----- Data for this task -----

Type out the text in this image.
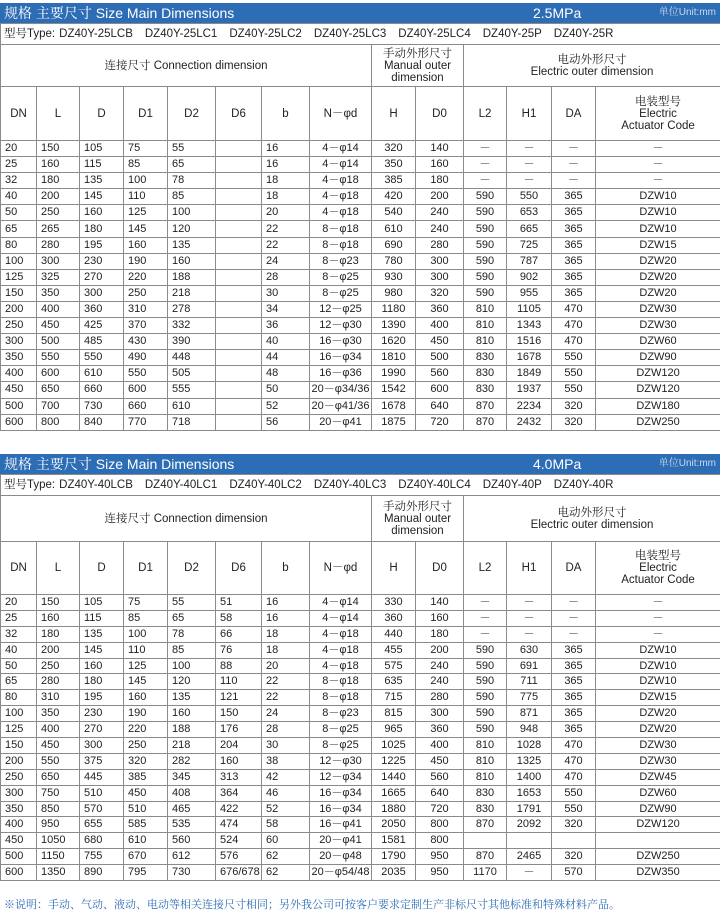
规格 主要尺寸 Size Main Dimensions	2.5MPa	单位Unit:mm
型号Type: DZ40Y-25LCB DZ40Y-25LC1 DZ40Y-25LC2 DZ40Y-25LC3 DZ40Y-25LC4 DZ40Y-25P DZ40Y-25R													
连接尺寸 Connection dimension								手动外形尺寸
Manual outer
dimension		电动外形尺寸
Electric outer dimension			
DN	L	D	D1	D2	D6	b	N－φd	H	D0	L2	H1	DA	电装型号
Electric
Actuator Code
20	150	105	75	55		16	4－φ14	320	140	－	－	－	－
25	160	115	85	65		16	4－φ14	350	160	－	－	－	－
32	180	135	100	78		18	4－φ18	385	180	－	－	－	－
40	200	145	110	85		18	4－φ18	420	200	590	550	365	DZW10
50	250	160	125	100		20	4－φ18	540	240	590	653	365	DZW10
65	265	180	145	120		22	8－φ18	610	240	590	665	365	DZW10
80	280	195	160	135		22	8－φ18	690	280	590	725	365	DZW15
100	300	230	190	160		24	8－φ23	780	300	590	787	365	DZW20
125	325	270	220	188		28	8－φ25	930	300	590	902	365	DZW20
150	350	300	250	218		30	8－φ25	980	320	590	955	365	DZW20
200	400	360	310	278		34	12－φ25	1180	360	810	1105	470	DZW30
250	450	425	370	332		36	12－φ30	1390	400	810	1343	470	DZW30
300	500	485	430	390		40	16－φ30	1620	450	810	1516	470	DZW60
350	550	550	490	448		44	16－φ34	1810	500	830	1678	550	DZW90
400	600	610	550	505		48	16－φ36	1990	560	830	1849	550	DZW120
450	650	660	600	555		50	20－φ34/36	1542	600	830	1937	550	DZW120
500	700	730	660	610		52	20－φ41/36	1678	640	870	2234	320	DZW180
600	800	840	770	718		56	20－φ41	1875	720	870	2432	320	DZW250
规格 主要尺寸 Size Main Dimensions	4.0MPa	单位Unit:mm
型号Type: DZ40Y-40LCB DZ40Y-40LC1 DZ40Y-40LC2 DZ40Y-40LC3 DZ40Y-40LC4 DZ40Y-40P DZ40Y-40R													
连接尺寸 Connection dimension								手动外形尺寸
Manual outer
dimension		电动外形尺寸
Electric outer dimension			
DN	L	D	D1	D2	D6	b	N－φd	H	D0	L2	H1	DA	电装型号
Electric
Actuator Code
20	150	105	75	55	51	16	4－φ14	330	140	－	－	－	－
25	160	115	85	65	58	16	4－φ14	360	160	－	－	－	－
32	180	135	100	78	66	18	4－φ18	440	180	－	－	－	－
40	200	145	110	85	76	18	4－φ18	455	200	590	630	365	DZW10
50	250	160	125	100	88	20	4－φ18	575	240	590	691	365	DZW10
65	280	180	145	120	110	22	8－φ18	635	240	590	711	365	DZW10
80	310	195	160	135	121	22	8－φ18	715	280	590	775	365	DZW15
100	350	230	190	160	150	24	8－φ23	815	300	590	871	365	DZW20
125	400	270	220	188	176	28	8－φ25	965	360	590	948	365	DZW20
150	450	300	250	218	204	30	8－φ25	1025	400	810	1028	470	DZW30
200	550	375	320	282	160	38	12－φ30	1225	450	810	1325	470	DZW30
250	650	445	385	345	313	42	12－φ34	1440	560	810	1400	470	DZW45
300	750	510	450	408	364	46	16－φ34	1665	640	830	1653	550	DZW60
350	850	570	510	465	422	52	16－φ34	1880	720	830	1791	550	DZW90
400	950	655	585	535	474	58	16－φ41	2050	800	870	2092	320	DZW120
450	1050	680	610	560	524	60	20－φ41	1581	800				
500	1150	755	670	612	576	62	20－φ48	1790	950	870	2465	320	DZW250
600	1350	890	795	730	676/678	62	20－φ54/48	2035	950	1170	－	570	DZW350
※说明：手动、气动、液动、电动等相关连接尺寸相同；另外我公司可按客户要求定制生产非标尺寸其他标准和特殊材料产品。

-----
----- Data for this task -----

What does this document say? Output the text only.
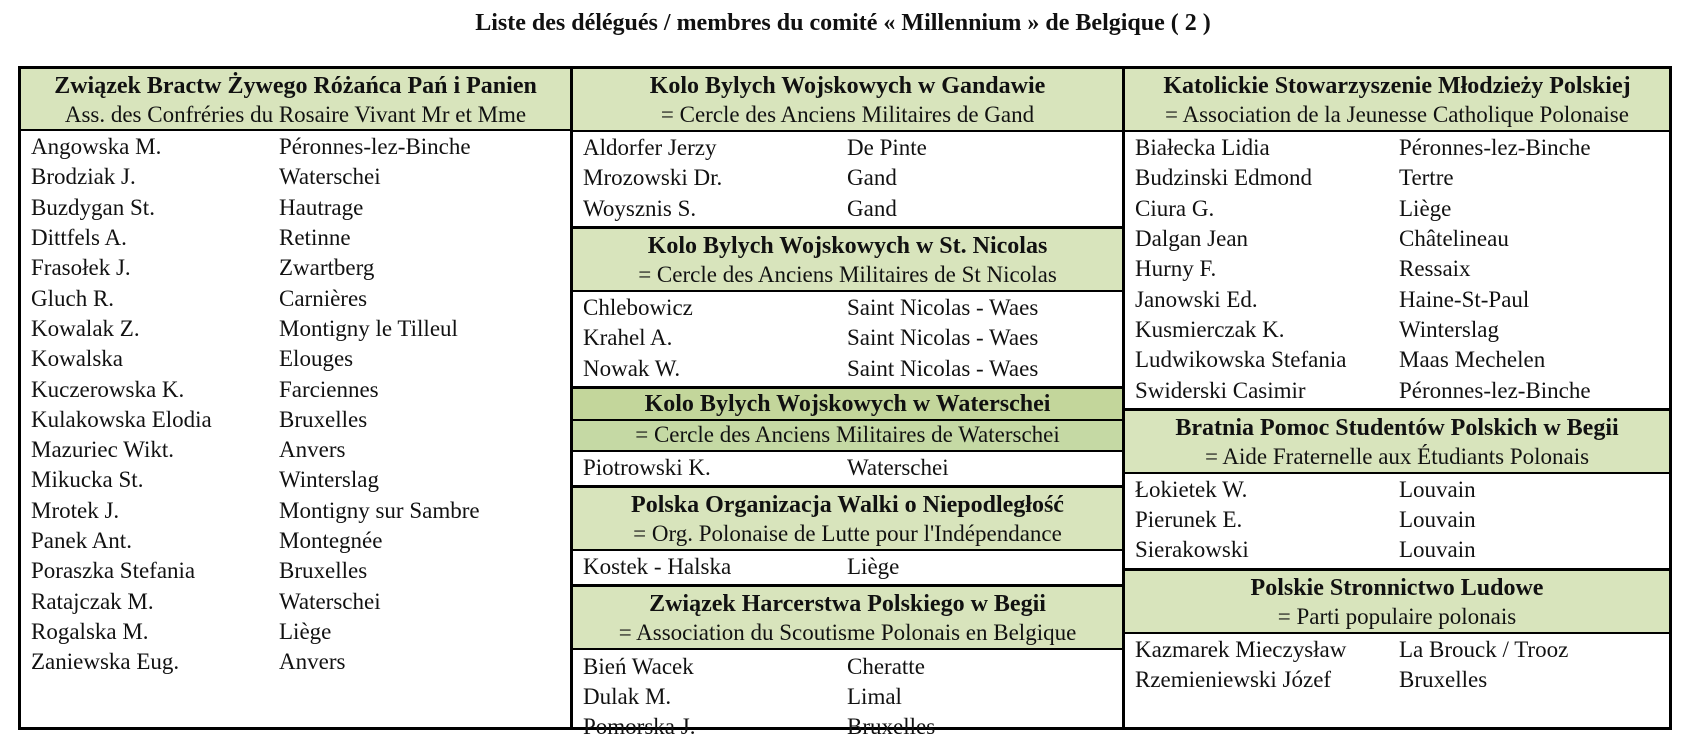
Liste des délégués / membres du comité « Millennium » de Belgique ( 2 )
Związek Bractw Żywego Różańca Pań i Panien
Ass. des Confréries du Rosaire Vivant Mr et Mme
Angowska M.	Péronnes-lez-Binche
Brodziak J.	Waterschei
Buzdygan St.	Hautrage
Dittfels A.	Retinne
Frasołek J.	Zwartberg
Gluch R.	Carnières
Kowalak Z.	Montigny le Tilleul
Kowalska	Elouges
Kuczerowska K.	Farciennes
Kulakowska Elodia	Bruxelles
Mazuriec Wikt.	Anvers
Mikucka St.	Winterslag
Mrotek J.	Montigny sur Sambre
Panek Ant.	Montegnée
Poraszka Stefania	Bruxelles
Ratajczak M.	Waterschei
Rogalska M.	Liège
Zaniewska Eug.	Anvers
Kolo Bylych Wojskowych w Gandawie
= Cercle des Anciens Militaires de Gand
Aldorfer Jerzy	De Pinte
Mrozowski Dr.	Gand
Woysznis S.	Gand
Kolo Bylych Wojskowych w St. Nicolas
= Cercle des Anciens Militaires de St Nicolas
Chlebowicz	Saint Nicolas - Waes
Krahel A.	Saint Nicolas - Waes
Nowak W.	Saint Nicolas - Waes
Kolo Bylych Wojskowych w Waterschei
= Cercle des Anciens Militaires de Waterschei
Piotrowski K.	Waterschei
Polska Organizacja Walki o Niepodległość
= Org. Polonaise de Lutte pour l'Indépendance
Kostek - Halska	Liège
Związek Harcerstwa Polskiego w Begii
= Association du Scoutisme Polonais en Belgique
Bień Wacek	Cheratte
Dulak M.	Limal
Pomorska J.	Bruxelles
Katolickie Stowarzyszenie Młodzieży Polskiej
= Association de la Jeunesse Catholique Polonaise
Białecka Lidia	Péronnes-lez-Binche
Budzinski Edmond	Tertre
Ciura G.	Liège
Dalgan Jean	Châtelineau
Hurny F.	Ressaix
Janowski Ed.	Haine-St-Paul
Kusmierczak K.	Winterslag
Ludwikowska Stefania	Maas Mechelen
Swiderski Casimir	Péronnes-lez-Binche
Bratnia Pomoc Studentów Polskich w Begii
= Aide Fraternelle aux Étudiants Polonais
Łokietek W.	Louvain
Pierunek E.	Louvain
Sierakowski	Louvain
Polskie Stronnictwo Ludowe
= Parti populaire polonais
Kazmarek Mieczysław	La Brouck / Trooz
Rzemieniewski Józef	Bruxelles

-----

Aim: Copy every line of the data that holds the string "Binche".

Result below:
Angowska M.	Péronnes-lez-Binche
Białecka Lidia	Péronnes-lez-Binche
Swiderski Casimir	Péronnes-lez-Binche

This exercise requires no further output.